* [INSTRUCTIONS FOR THE TASK]
Write out the entire listing below exactly, with the pictures left out.

* [SUPPLIED ENTRIES]
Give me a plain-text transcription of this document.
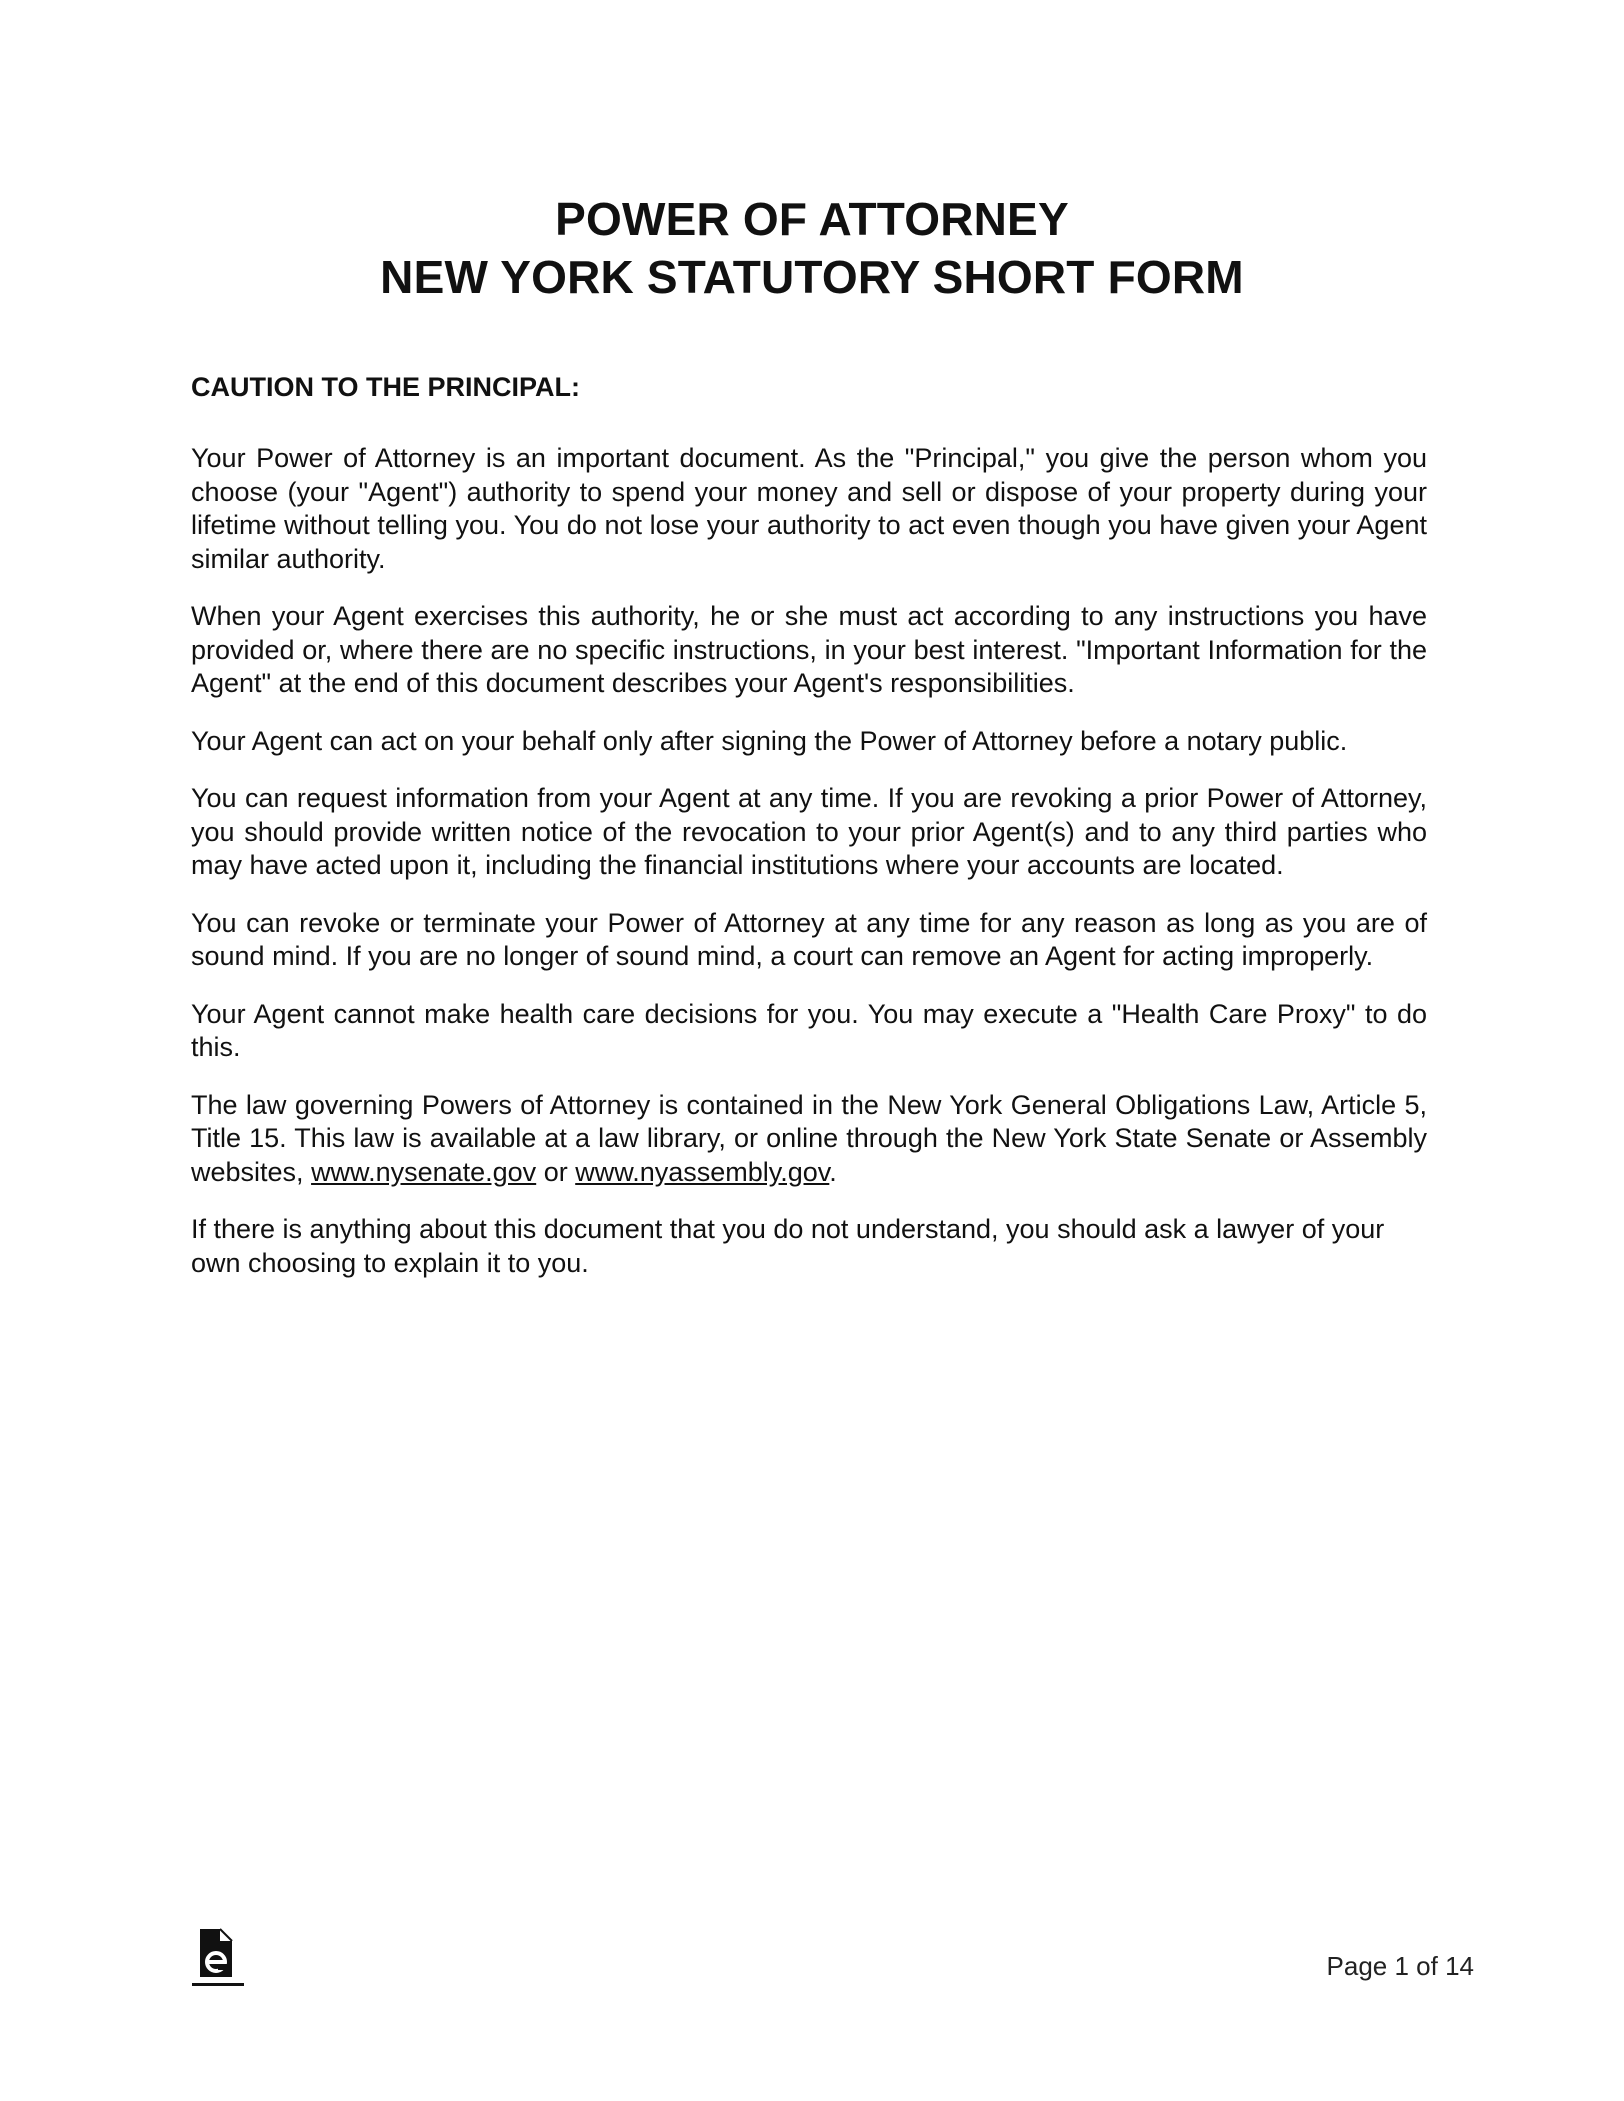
POWER OF ATTORNEY
NEW YORK STATUTORY SHORT FORM
CAUTION TO THE PRINCIPAL:

Your Power of Attorney is an important document. As the "Principal," you give the person whom you choose (your "Agent") authority to spend your money and sell or dispose of your property during your lifetime without telling you. You do not lose your authority to act even though you have given your Agent similar authority.

When your Agent exercises this authority, he or she must act according to any instructions you have provided or, where there are no specific instructions, in your best interest. "Important Information for the Agent" at the end of this document describes your Agent's responsibilities.

Your Agent can act on your behalf only after signing the Power of Attorney before a notary public.

You can request information from your Agent at any time. If you are revoking a prior Power of Attorney, you should provide written notice of the revocation to your prior Agent(s) and to any third parties who may have acted upon it, including the financial institutions where your accounts are located.

You can revoke or terminate your Power of Attorney at any time for any reason as long as you are of sound mind. If you are no longer of sound mind, a court can remove an Agent for acting improperly.

Your Agent cannot make health care decisions for you. You may execute a "Health Care Proxy" to do this.

The law governing Powers of Attorney is contained in the New York General Obligations Law, Article 5, Title 15. This law is available at a law library, or online through the New York State Senate or Assembly websites, www.nysenate.gov or www.nyassembly.gov.

If there is anything about this document that you do not understand, you should ask a lawyer of your own choosing to explain it to you.

Page 1 of 14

* [COMPLETED EXERCISE]
Give me a plain-text transcription of this document.
POWER OF ATTORNEY
NEW YORK STATUTORY SHORT FORM
CAUTION TO THE PRINCIPAL:

Your Power of Attorney is an important document. As the "Principal," you give the person whom you choose (your "Agent") authority to spend your money and sell or dispose of your property during your lifetime without telling you. You do not lose your authority to act even though you have given your Agent similar authority.

When your Agent exercises this authority, he or she must act according to any instructions you have provided or, where there are no specific instructions, in your best interest. "Important Information for the Agent" at the end of this document describes your Agent's responsibilities.

Your Agent can act on your behalf only after signing the Power of Attorney before a notary public.

You can request information from your Agent at any time. If you are revoking a prior Power of Attorney, you should provide written notice of the revocation to your prior Agent(s) and to any third parties who may have acted upon it, including the financial institutions where your accounts are located.

You can revoke or terminate your Power of Attorney at any time for any reason as long as you are of sound mind. If you are no longer of sound mind, a court can remove an Agent for acting improperly.

Your Agent cannot make health care decisions for you. You may execute a "Health Care Proxy" to do this.

The law governing Powers of Attorney is contained in the New York General Obligations Law, Article 5, Title 15. This law is available at a law library, or online through the New York State Senate or Assembly websites, www.nysenate.gov or www.nyassembly.gov.

If there is anything about this document that you do not understand, you should ask a lawyer of your own choosing to explain it to you.

Page 1 of 14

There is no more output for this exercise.